### Exercise requirements
Reproduce the following material line for line, without any changes.

### Excerpted records
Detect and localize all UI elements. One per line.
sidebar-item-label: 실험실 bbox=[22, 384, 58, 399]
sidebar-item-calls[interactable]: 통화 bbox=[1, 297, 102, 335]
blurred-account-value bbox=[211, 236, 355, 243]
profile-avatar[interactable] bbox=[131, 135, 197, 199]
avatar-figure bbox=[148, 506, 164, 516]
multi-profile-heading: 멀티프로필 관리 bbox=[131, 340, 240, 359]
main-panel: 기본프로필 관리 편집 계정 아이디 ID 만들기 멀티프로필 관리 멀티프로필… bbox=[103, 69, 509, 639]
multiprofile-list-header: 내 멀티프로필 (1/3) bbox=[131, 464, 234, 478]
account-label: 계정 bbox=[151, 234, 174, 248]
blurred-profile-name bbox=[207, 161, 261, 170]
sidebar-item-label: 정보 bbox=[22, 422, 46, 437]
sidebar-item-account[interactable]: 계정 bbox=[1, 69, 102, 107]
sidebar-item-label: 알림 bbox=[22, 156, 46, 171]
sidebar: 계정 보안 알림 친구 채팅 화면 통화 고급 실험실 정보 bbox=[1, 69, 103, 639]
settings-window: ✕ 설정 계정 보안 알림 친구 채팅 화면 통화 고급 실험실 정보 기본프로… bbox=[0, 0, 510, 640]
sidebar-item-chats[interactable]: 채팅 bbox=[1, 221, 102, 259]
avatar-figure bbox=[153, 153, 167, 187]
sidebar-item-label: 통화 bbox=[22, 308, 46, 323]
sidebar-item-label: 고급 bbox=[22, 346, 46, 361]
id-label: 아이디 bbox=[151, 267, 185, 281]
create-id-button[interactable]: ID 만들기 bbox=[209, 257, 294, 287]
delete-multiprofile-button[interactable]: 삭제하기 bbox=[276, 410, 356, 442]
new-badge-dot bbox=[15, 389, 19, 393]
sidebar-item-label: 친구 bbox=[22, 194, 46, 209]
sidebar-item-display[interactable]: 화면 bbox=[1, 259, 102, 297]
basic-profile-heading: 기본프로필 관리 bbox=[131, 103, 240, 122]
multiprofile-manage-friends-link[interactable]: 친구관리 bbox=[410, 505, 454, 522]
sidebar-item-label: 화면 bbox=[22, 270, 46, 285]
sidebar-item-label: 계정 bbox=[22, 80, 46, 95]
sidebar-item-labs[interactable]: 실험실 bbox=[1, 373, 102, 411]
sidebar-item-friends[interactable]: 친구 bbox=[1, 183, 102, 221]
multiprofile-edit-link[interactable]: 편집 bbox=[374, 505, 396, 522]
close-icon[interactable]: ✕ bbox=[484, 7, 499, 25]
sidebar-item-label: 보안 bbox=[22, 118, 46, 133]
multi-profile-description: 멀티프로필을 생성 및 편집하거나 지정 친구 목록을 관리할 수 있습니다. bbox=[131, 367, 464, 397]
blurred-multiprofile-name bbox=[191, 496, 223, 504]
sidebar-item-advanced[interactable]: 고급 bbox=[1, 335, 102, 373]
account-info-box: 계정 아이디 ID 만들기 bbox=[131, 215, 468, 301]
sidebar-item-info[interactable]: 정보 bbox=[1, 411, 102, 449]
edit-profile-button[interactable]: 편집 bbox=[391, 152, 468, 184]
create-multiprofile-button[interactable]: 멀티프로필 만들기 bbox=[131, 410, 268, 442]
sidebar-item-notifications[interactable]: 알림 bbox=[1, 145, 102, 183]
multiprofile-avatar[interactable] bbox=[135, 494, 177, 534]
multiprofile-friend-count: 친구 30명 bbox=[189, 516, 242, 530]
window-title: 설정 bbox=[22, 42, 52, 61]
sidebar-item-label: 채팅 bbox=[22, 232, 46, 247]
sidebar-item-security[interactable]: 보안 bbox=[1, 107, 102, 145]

### Solution for this task
Detect and localize all UI elements. One per line.
sidebar-item-label: 실험실 bbox=[22, 384, 58, 399]
sidebar-item-calls[interactable]: 통화 bbox=[1, 297, 102, 335]
blurred-account-value bbox=[211, 236, 355, 243]
profile-avatar[interactable] bbox=[131, 135, 197, 199]
avatar-figure bbox=[148, 506, 164, 516]
multi-profile-heading: 멀티프로필 관리 bbox=[131, 340, 240, 359]
main-panel: 기본프로필 관리 편집 계정 아이디 ID 만들기 멀티프로필 관리 멀티프로필… bbox=[103, 69, 509, 639]
multiprofile-list-header: 내 멀티프로필 (1/3) bbox=[131, 464, 234, 478]
account-label: 계정 bbox=[151, 234, 174, 248]
blurred-profile-name bbox=[207, 161, 261, 170]
sidebar-item-label: 정보 bbox=[22, 422, 46, 437]
sidebar-item-account[interactable]: 계정 bbox=[1, 69, 102, 107]
sidebar-item-label: 알림 bbox=[22, 156, 46, 171]
sidebar: 계정 보안 알림 친구 채팅 화면 통화 고급 실험실 정보 bbox=[1, 69, 103, 639]
settings-window: ✕ 설정 계정 보안 알림 친구 채팅 화면 통화 고급 실험실 정보 기본프로… bbox=[0, 0, 510, 640]
sidebar-item-chats[interactable]: 채팅 bbox=[1, 221, 102, 259]
avatar-figure bbox=[153, 153, 167, 187]
sidebar-item-label: 통화 bbox=[22, 308, 46, 323]
sidebar-item-label: 고급 bbox=[22, 346, 46, 361]
id-label: 아이디 bbox=[151, 267, 185, 281]
create-id-button[interactable]: ID 만들기 bbox=[209, 257, 294, 287]
delete-multiprofile-button[interactable]: 삭제하기 bbox=[276, 410, 356, 442]
new-badge-dot bbox=[15, 389, 19, 393]
sidebar-item-label: 친구 bbox=[22, 194, 46, 209]
sidebar-item-display[interactable]: 화면 bbox=[1, 259, 102, 297]
basic-profile-heading: 기본프로필 관리 bbox=[131, 103, 240, 122]
multiprofile-manage-friends-link[interactable]: 친구관리 bbox=[410, 505, 454, 522]
sidebar-item-label: 화면 bbox=[22, 270, 46, 285]
sidebar-item-label: 계정 bbox=[22, 80, 46, 95]
sidebar-item-labs[interactable]: 실험실 bbox=[1, 373, 102, 411]
sidebar-item-friends[interactable]: 친구 bbox=[1, 183, 102, 221]
multiprofile-edit-link[interactable]: 편집 bbox=[374, 505, 396, 522]
close-icon[interactable]: ✕ bbox=[484, 7, 499, 25]
sidebar-item-label: 보안 bbox=[22, 118, 46, 133]
multi-profile-description: 멀티프로필을 생성 및 편집하거나 지정 친구 목록을 관리할 수 있습니다. bbox=[131, 367, 464, 397]
blurred-multiprofile-name bbox=[191, 496, 223, 504]
sidebar-item-advanced[interactable]: 고급 bbox=[1, 335, 102, 373]
account-info-box: 계정 아이디 ID 만들기 bbox=[131, 215, 468, 301]
sidebar-item-info[interactable]: 정보 bbox=[1, 411, 102, 449]
edit-profile-button[interactable]: 편집 bbox=[391, 152, 468, 184]
create-multiprofile-button[interactable]: 멀티프로필 만들기 bbox=[131, 410, 268, 442]
sidebar-item-notifications[interactable]: 알림 bbox=[1, 145, 102, 183]
multiprofile-avatar[interactable] bbox=[135, 494, 177, 534]
multiprofile-friend-count: 친구 30명 bbox=[189, 516, 242, 530]
window-title: 설정 bbox=[22, 42, 52, 61]
sidebar-item-label: 채팅 bbox=[22, 232, 46, 247]
sidebar-item-security[interactable]: 보안 bbox=[1, 107, 102, 145]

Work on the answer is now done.